Every entry here needs to be repeated exactly.

# start of EXERCISE INPUT

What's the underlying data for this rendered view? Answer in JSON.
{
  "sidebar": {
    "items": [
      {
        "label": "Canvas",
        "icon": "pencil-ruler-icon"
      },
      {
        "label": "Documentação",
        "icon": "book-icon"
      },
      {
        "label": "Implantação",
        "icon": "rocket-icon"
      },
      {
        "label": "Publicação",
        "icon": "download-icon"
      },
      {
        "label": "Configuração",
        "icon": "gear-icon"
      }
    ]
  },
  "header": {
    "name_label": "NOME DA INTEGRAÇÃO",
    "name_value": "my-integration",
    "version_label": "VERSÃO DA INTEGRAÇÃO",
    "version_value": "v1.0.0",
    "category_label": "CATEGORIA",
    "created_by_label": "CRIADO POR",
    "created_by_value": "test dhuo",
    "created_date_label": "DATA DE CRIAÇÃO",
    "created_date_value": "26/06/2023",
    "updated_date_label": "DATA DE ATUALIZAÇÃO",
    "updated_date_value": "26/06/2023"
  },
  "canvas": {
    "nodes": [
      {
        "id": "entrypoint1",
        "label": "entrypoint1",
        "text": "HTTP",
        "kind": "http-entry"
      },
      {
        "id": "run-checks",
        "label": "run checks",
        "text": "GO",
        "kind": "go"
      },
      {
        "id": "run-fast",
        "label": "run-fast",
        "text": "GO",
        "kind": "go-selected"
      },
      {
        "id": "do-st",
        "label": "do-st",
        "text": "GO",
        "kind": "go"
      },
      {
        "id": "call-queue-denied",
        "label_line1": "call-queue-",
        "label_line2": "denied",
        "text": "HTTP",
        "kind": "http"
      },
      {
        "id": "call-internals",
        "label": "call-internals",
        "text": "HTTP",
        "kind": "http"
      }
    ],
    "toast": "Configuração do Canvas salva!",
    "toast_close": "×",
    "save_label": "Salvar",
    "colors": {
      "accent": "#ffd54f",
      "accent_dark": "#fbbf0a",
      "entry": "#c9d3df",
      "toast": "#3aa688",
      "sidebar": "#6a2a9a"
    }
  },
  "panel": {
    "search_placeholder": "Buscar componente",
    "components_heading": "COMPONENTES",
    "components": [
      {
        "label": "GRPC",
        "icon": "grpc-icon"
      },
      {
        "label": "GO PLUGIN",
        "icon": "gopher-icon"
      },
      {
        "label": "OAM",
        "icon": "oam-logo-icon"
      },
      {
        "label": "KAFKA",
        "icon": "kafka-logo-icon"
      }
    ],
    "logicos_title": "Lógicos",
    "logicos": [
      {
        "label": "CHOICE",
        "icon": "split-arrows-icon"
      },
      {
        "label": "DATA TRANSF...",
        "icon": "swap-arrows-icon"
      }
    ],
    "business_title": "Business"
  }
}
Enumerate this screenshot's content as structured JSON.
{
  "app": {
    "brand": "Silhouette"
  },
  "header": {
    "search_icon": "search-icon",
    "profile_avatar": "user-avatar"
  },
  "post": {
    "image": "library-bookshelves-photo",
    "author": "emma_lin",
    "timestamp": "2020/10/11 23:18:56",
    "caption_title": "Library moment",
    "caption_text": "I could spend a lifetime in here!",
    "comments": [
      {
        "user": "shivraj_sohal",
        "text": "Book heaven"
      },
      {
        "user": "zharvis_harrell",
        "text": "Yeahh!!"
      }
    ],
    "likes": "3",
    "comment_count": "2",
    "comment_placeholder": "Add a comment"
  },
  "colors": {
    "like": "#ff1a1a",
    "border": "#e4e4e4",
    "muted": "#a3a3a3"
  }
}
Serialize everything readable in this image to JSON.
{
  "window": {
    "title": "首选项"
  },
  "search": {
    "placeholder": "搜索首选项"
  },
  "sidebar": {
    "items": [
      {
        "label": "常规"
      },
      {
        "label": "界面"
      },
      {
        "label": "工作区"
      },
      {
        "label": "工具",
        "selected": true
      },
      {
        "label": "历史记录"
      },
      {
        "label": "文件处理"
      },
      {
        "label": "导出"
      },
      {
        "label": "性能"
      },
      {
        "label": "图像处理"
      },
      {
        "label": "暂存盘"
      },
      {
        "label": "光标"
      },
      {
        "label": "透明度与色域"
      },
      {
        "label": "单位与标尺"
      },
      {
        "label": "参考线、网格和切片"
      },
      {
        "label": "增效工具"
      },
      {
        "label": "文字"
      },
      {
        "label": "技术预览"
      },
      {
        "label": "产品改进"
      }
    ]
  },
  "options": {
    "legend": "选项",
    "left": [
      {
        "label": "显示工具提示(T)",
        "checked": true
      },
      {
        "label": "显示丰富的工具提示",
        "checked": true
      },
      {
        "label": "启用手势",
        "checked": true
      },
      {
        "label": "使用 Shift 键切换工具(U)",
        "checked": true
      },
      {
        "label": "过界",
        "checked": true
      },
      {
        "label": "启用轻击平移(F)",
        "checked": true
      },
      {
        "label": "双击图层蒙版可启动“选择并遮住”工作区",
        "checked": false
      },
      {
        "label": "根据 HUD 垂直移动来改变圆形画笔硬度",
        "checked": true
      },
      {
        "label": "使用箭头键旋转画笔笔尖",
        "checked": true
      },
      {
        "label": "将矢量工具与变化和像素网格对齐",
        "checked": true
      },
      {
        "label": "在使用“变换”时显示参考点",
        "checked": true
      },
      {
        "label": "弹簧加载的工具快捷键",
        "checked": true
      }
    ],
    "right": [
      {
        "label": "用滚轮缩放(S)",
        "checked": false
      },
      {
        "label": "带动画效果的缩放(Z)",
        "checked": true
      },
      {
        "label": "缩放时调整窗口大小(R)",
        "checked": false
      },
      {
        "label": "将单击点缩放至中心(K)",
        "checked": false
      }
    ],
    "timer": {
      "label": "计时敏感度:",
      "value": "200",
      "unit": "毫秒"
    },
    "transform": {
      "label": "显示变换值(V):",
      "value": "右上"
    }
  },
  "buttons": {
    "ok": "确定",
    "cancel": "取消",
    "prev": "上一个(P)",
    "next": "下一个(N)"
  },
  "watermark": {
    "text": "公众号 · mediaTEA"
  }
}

# end of EXERCISE INPUT

CORRECT RESULT —
What's the underlying data for this rendered view? Answer in JSON.
{
  "sidebar": {
    "items": [
      {
        "label": "Canvas",
        "icon": "pencil-ruler-icon"
      },
      {
        "label": "Documentação",
        "icon": "book-icon"
      },
      {
        "label": "Implantação",
        "icon": "rocket-icon"
      },
      {
        "label": "Publicação",
        "icon": "download-icon"
      },
      {
        "label": "Configuração",
        "icon": "gear-icon"
      }
    ]
  },
  "header": {
    "name_label": "NOME DA INTEGRAÇÃO",
    "name_value": "my-integration",
    "version_label": "VERSÃO DA INTEGRAÇÃO",
    "version_value": "v1.0.0",
    "category_label": "CATEGORIA",
    "created_by_label": "CRIADO POR",
    "created_by_value": "test dhuo",
    "created_date_label": "DATA DE CRIAÇÃO",
    "created_date_value": "26/06/2023",
    "updated_date_label": "DATA DE ATUALIZAÇÃO",
    "updated_date_value": "26/06/2023"
  },
  "canvas": {
    "nodes": [
      {
        "id": "entrypoint1",
        "label": "entrypoint1",
        "text": "HTTP",
        "kind": "http-entry"
      },
      {
        "id": "run-checks",
        "label": "run checks",
        "text": "GO",
        "kind": "go"
      },
      {
        "id": "run-fast",
        "label": "run-fast",
        "text": "GO",
        "kind": "go-selected"
      },
      {
        "id": "do-st",
        "label": "do-st",
        "text": "GO",
        "kind": "go"
      },
      {
        "id": "call-queue-denied",
        "label_line1": "call-queue-",
        "label_line2": "denied",
        "text": "HTTP",
        "kind": "http"
      },
      {
        "id": "call-internals",
        "label": "call-internals",
        "text": "HTTP",
        "kind": "http"
      }
    ],
    "toast": "Configuração do Canvas salva!",
    "toast_close": "×",
    "save_label": "Salvar",
    "colors": {
      "accent": "#ffd54f",
      "accent_dark": "#fbbf0a",
      "entry": "#c9d3df",
      "toast": "#3aa688",
      "sidebar": "#6a2a9a"
    }
  },
  "panel": {
    "search_placeholder": "Buscar componente",
    "components_heading": "COMPONENTES",
    "components": [
      {
        "label": "GRPC",
        "icon": "grpc-icon"
      },
      {
        "label": "GO PLUGIN",
        "icon": "gopher-icon"
      },
      {
        "label": "OAM",
        "icon": "oam-logo-icon"
      },
      {
        "label": "KAFKA",
        "icon": "kafka-logo-icon"
      }
    ],
    "logicos_title": "Lógicos",
    "logicos": [
      {
        "label": "CHOICE",
        "icon": "split-arrows-icon"
      },
      {
        "label": "DATA TRANSF...",
        "icon": "swap-arrows-icon"
      }
    ],
    "business_title": "Business"
  }
}
Enumerate this screenshot's content as structured JSON.
{
  "app": {
    "brand": "Silhouette"
  },
  "header": {
    "search_icon": "search-icon",
    "profile_avatar": "user-avatar"
  },
  "post": {
    "image": "library-bookshelves-photo",
    "author": "emma_lin",
    "timestamp": "2020/10/11 23:18:56",
    "caption_title": "Library moment",
    "caption_text": "I could spend a lifetime in here!",
    "comments": [
      {
        "user": "shivraj_sohal",
        "text": "Book heaven"
      },
      {
        "user": "zharvis_harrell",
        "text": "Yeahh!!"
      }
    ],
    "likes": "3",
    "comment_count": "2",
    "comment_placeholder": "Add a comment"
  },
  "colors": {
    "like": "#ff1a1a",
    "border": "#e4e4e4",
    "muted": "#a3a3a3"
  }
}
Serialize everything readable in this image to JSON.
{
  "window": {
    "title": "首选项"
  },
  "search": {
    "placeholder": "搜索首选项"
  },
  "sidebar": {
    "items": [
      {
        "label": "常规"
      },
      {
        "label": "界面"
      },
      {
        "label": "工作区"
      },
      {
        "label": "工具",
        "selected": true
      },
      {
        "label": "历史记录"
      },
      {
        "label": "文件处理"
      },
      {
        "label": "导出"
      },
      {
        "label": "性能"
      },
      {
        "label": "图像处理"
      },
      {
        "label": "暂存盘"
      },
      {
        "label": "光标"
      },
      {
        "label": "透明度与色域"
      },
      {
        "label": "单位与标尺"
      },
      {
        "label": "参考线、网格和切片"
      },
      {
        "label": "增效工具"
      },
      {
        "label": "文字"
      },
      {
        "label": "技术预览"
      },
      {
        "label": "产品改进"
      }
    ]
  },
  "options": {
    "legend": "选项",
    "left": [
      {
        "label": "显示工具提示(T)",
        "checked": true
      },
      {
        "label": "显示丰富的工具提示",
        "checked": true
      },
      {
        "label": "启用手势",
        "checked": true
      },
      {
        "label": "使用 Shift 键切换工具(U)",
        "checked": true
      },
      {
        "label": "过界",
        "checked": true
      },
      {
        "label": "启用轻击平移(F)",
        "checked": true
      },
      {
        "label": "双击图层蒙版可启动“选择并遮住”工作区",
        "checked": false
      },
      {
        "label": "根据 HUD 垂直移动来改变圆形画笔硬度",
        "checked": true
      },
      {
        "label": "使用箭头键旋转画笔笔尖",
        "checked": true
      },
      {
        "label": "将矢量工具与变化和像素网格对齐",
        "checked": true
      },
      {
        "label": "在使用“变换”时显示参考点",
        "checked": true
      },
      {
        "label": "弹簧加载的工具快捷键",
        "checked": true
      }
    ],
    "right": [
      {
        "label": "用滚轮缩放(S)",
        "checked": false
      },
      {
        "label": "带动画效果的缩放(Z)",
        "checked": true
      },
      {
        "label": "缩放时调整窗口大小(R)",
        "checked": false
      },
      {
        "label": "将单击点缩放至中心(K)",
        "checked": false
      }
    ],
    "timer": {
      "label": "计时敏感度:",
      "value": "200",
      "unit": "毫秒"
    },
    "transform": {
      "label": "显示变换值(V):",
      "value": "右上"
    }
  },
  "buttons": {
    "ok": "确定",
    "cancel": "取消",
    "prev": "上一个(P)",
    "next": "下一个(N)"
  },
  "watermark": {
    "text": "公众号 · mediaTEA"
  }
}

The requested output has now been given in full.